[Problem to solve]: Going through the material below, please gather all lines with the word "ylabel" in them.

[Record extracts]:
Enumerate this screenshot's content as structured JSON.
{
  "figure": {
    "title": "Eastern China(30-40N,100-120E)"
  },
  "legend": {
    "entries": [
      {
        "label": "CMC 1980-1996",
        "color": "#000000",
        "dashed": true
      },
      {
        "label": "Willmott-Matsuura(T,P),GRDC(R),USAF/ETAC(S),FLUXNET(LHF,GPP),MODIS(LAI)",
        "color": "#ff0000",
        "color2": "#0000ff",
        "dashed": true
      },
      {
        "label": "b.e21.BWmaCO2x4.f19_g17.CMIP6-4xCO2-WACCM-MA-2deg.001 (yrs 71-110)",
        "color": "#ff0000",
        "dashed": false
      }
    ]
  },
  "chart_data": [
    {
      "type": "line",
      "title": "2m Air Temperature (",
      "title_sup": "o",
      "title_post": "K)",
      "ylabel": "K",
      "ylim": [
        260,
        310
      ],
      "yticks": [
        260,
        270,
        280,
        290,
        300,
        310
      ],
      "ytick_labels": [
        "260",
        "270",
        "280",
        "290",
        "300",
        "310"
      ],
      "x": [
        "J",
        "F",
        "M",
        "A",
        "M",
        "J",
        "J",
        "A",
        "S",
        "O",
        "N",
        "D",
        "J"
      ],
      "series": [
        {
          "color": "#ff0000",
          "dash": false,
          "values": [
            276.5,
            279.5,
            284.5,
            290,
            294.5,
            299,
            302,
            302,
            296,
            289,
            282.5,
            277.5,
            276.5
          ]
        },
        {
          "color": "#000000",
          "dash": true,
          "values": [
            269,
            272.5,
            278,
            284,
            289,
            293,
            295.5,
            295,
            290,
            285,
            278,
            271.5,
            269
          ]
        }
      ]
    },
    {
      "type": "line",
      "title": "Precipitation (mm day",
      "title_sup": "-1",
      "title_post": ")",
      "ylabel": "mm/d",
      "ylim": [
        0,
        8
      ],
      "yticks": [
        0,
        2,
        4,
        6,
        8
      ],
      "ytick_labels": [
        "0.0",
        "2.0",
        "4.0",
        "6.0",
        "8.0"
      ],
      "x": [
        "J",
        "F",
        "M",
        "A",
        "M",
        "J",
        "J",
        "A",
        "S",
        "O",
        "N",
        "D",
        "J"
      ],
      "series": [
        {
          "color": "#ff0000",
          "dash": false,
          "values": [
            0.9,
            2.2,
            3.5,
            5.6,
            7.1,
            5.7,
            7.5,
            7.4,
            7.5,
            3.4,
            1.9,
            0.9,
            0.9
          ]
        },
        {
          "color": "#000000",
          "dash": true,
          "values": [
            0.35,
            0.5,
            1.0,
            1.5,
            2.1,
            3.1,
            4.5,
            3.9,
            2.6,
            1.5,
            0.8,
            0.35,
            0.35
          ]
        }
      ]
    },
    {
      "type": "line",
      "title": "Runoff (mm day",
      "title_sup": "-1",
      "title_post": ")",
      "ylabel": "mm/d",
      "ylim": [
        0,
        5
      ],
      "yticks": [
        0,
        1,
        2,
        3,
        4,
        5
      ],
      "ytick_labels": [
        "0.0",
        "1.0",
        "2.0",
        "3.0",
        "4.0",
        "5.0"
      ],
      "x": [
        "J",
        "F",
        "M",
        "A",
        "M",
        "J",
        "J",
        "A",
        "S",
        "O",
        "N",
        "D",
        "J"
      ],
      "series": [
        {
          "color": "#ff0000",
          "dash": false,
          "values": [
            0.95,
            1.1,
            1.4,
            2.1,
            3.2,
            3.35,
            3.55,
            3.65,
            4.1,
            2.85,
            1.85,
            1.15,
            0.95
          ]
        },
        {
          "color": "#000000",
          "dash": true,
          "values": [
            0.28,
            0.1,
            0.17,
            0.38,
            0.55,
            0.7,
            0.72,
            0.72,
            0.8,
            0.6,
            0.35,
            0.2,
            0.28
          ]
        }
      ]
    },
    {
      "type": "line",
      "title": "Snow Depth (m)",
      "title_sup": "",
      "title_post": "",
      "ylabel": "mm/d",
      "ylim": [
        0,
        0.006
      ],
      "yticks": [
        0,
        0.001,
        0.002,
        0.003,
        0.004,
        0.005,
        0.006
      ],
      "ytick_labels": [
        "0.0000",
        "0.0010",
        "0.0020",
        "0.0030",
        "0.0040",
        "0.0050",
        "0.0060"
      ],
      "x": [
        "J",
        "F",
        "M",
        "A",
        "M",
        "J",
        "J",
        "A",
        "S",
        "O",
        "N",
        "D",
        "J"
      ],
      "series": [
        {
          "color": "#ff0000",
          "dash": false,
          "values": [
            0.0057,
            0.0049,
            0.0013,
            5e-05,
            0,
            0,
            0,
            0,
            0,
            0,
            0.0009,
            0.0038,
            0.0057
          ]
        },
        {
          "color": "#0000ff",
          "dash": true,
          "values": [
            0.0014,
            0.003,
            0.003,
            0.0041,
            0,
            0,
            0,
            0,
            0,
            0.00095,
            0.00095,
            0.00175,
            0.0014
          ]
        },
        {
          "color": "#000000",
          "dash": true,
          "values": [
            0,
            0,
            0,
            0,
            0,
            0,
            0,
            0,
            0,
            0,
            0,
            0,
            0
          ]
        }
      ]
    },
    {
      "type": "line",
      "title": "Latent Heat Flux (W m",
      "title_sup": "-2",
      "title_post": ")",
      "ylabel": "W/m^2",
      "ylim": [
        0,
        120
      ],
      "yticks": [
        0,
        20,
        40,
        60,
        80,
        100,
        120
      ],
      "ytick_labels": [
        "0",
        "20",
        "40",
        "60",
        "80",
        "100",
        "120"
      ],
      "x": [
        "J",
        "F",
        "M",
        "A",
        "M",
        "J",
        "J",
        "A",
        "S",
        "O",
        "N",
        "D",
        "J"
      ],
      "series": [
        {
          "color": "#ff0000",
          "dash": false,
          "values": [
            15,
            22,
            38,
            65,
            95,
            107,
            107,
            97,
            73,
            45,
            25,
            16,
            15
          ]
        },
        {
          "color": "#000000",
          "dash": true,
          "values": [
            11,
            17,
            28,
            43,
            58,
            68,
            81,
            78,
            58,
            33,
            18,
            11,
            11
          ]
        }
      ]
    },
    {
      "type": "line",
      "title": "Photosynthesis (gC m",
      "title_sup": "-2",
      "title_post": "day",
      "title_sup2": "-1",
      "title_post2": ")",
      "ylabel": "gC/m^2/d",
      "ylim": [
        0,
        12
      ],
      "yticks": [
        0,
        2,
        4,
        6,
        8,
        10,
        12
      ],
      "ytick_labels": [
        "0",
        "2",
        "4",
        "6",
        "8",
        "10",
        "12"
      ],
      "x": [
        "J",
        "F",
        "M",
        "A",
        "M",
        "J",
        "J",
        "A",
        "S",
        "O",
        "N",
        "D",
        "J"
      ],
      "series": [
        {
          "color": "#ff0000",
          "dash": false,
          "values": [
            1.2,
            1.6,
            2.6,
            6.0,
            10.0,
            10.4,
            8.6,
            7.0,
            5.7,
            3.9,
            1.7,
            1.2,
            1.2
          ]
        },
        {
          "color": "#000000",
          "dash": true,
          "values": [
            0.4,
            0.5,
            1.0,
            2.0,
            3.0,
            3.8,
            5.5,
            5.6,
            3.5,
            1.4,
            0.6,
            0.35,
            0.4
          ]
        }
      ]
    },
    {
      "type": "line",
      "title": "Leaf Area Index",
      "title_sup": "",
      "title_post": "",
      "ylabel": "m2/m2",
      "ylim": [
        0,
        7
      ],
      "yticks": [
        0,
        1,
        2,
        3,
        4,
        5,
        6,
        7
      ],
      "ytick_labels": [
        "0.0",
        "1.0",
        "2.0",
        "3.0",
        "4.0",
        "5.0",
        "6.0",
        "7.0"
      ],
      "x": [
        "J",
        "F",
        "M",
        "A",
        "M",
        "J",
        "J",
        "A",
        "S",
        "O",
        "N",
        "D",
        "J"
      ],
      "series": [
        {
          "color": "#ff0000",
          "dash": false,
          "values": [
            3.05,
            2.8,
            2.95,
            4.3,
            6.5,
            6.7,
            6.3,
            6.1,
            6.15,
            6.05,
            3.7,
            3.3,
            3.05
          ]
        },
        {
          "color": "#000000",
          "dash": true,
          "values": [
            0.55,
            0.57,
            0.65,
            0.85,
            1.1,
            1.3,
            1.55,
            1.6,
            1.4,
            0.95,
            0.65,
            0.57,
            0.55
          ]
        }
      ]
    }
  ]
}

[Final result]:
      "ylabel": "K",
      "ylabel": "mm/d",
      "ylabel": "mm/d",
      "ylabel": "mm/d",
      "ylabel": "W/m^2",
      "ylabel": "gC/m^2/d",
      "ylabel": "m2/m2",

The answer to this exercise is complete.